Items listed in a dataset
* * * * * * *

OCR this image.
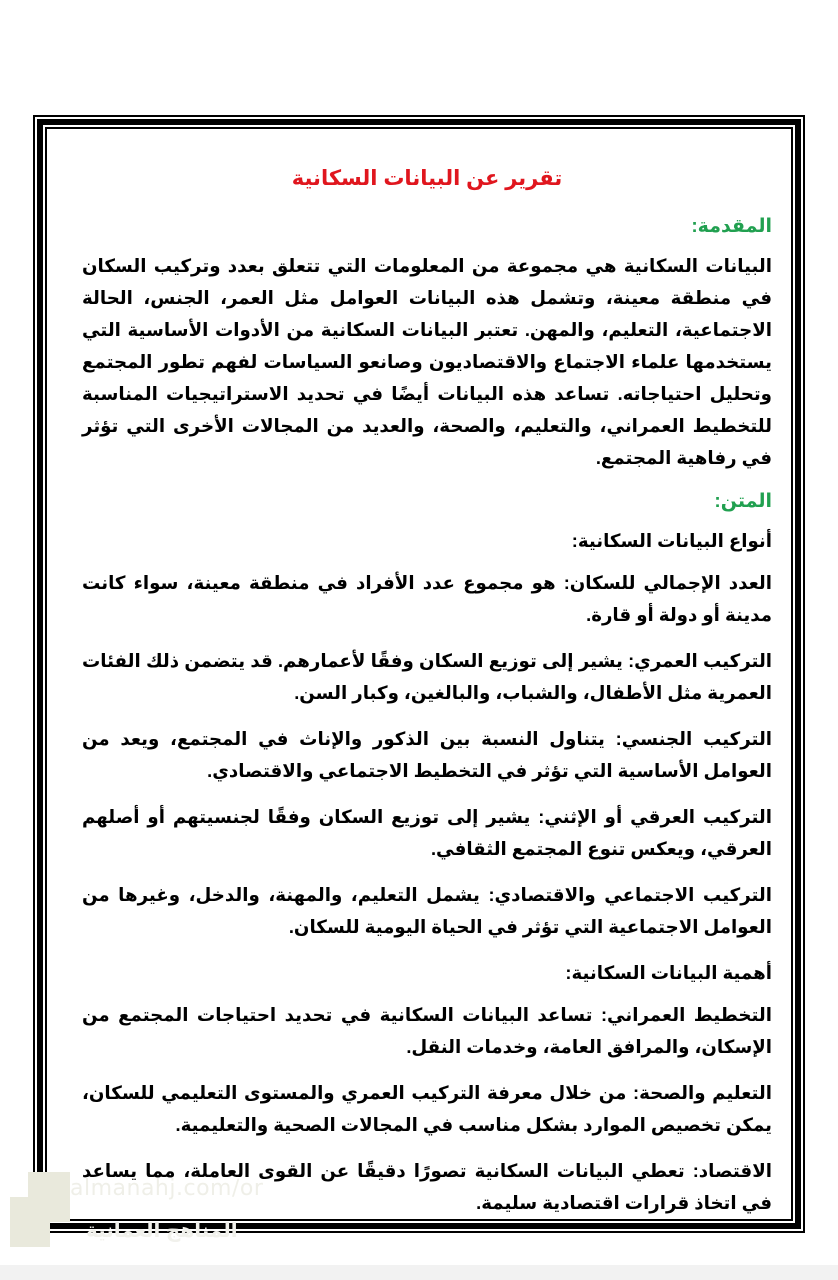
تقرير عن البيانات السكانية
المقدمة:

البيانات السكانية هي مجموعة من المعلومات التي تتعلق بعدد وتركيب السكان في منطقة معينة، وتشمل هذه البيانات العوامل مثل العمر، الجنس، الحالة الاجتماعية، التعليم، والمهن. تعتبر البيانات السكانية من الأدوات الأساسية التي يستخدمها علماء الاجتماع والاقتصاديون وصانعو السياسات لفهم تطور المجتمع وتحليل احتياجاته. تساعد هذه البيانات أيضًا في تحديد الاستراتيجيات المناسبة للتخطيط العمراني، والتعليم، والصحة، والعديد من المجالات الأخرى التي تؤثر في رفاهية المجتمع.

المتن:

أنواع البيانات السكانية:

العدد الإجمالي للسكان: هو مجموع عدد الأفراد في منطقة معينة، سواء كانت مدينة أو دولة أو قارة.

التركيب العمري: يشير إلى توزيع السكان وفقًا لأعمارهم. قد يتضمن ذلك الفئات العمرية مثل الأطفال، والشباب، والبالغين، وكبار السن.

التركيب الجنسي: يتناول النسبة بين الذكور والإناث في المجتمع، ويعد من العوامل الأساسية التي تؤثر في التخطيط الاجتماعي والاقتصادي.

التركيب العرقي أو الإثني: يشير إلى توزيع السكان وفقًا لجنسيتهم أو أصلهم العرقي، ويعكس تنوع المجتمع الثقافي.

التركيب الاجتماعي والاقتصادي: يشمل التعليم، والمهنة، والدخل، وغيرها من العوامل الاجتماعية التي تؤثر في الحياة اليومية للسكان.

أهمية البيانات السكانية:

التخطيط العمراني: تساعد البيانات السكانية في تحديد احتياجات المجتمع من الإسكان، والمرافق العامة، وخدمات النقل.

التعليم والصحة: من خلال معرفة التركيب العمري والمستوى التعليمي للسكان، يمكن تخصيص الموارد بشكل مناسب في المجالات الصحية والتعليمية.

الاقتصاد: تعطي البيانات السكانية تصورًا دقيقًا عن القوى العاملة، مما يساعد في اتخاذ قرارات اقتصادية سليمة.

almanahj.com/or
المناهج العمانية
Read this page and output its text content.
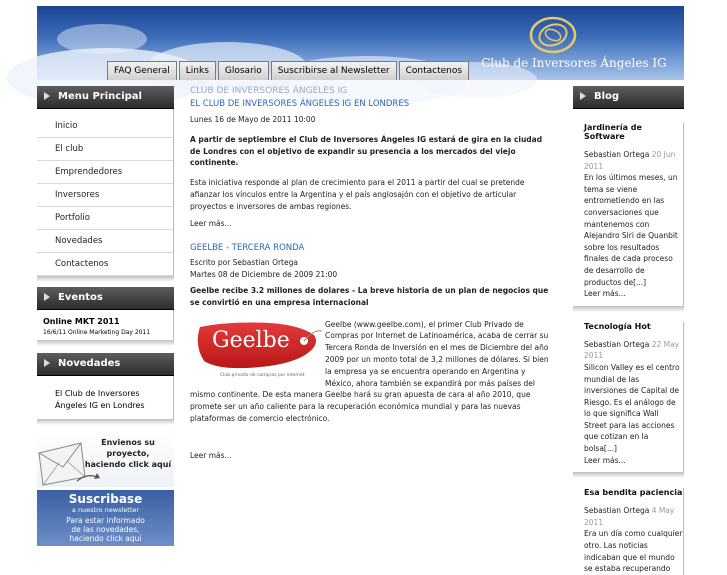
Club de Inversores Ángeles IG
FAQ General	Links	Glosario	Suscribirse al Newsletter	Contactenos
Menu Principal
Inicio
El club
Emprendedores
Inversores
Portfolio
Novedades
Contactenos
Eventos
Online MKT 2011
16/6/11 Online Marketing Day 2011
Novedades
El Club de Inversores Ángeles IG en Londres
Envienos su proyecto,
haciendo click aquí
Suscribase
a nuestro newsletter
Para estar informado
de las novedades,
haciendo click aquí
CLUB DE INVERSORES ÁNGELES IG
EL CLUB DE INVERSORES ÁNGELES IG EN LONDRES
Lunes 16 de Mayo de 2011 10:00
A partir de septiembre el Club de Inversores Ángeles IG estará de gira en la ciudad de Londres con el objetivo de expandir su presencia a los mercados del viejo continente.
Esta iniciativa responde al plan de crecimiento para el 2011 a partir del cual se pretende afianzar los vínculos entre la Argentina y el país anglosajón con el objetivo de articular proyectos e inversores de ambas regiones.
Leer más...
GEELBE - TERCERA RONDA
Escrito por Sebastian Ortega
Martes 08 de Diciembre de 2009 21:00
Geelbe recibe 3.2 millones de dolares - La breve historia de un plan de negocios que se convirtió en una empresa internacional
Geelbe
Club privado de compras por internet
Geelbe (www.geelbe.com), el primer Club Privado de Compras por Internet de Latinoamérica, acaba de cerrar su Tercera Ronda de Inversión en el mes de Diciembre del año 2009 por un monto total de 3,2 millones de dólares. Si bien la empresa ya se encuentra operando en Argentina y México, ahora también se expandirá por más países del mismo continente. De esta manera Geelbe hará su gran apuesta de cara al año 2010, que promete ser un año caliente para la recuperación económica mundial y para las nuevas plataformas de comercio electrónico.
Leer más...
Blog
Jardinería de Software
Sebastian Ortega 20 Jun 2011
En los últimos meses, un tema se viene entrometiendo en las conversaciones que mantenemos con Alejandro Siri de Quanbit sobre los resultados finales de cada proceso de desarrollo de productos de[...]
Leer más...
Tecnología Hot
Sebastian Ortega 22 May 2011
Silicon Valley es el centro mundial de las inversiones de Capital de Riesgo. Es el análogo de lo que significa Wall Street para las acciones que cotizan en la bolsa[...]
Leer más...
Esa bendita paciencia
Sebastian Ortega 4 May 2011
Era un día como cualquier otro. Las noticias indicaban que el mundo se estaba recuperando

* * * * * * *

## Problem
Take the records above and transcribe them exactly, dropping every picture.

## Task output
OCR this image.
تقرير عن البيانات السكانية
المقدمة:

البيانات السكانية هي مجموعة من المعلومات التي تتعلق بعدد وتركيب السكان في منطقة معينة، وتشمل هذه البيانات العوامل مثل العمر، الجنس، الحالة الاجتماعية، التعليم، والمهن. تعتبر البيانات السكانية من الأدوات الأساسية التي يستخدمها علماء الاجتماع والاقتصاديون وصانعو السياسات لفهم تطور المجتمع وتحليل احتياجاته. تساعد هذه البيانات أيضًا في تحديد الاستراتيجيات المناسبة للتخطيط العمراني، والتعليم، والصحة، والعديد من المجالات الأخرى التي تؤثر في رفاهية المجتمع.

المتن:

أنواع البيانات السكانية:

العدد الإجمالي للسكان: هو مجموع عدد الأفراد في منطقة معينة، سواء كانت مدينة أو دولة أو قارة.

التركيب العمري: يشير إلى توزيع السكان وفقًا لأعمارهم. قد يتضمن ذلك الفئات العمرية مثل الأطفال، والشباب، والبالغين، وكبار السن.

التركيب الجنسي: يتناول النسبة بين الذكور والإناث في المجتمع، ويعد من العوامل الأساسية التي تؤثر في التخطيط الاجتماعي والاقتصادي.

التركيب العرقي أو الإثني: يشير إلى توزيع السكان وفقًا لجنسيتهم أو أصلهم العرقي، ويعكس تنوع المجتمع الثقافي.

التركيب الاجتماعي والاقتصادي: يشمل التعليم، والمهنة، والدخل، وغيرها من العوامل الاجتماعية التي تؤثر في الحياة اليومية للسكان.

أهمية البيانات السكانية:

التخطيط العمراني: تساعد البيانات السكانية في تحديد احتياجات المجتمع من الإسكان، والمرافق العامة، وخدمات النقل.

التعليم والصحة: من خلال معرفة التركيب العمري والمستوى التعليمي للسكان، يمكن تخصيص الموارد بشكل مناسب في المجالات الصحية والتعليمية.

الاقتصاد: تعطي البيانات السكانية تصورًا دقيقًا عن القوى العاملة، مما يساعد في اتخاذ قرارات اقتصادية سليمة.

almanahj.com/or
المناهج العمانية
Read this page and output its text content.
Club de Inversores Ángeles IG
FAQ General	Links	Glosario	Suscribirse al Newsletter	Contactenos
Menu Principal
Inicio
El club
Emprendedores
Inversores
Portfolio
Novedades
Contactenos
Eventos
Online MKT 2011
16/6/11 Online Marketing Day 2011
Novedades
El Club de Inversores Ángeles IG en Londres
Envienos su proyecto,
haciendo click aquí
Suscribase
a nuestro newsletter
Para estar informado
de las novedades,
haciendo click aquí
CLUB DE INVERSORES ÁNGELES IG
EL CLUB DE INVERSORES ÁNGELES IG EN LONDRES
Lunes 16 de Mayo de 2011 10:00
A partir de septiembre el Club de Inversores Ángeles IG estará de gira en la ciudad de Londres con el objetivo de expandir su presencia a los mercados del viejo continente.
Esta iniciativa responde al plan de crecimiento para el 2011 a partir del cual se pretende afianzar los vínculos entre la Argentina y el país anglosajón con el objetivo de articular proyectos e inversores de ambas regiones.
Leer más...
GEELBE - TERCERA RONDA
Escrito por Sebastian Ortega
Martes 08 de Diciembre de 2009 21:00
Geelbe recibe 3.2 millones de dolares - La breve historia de un plan de negocios que se convirtió en una empresa internacional
Geelbe
Club privado de compras por internet
Geelbe (www.geelbe.com), el primer Club Privado de Compras por Internet de Latinoamérica, acaba de cerrar su Tercera Ronda de Inversión en el mes de Diciembre del año 2009 por un monto total de 3,2 millones de dólares. Si bien la empresa ya se encuentra operando en Argentina y México, ahora también se expandirá por más países del mismo continente. De esta manera Geelbe hará su gran apuesta de cara al año 2010, que promete ser un año caliente para la recuperación económica mundial y para las nuevas plataformas de comercio electrónico.
Leer más...
Blog
Jardinería de Software
Sebastian Ortega 20 Jun 2011
En los últimos meses, un tema se viene entrometiendo en las conversaciones que mantenemos con Alejandro Siri de Quanbit sobre los resultados finales de cada proceso de desarrollo de productos de[...]
Leer más...
Tecnología Hot
Sebastian Ortega 22 May 2011
Silicon Valley es el centro mundial de las inversiones de Capital de Riesgo. Es el análogo de lo que significa Wall Street para las acciones que cotizan en la bolsa[...]
Leer más...
Esa bendita paciencia
Sebastian Ortega 4 May 2011
Era un día como cualquier otro. Las noticias indicaban que el mundo se estaba recuperando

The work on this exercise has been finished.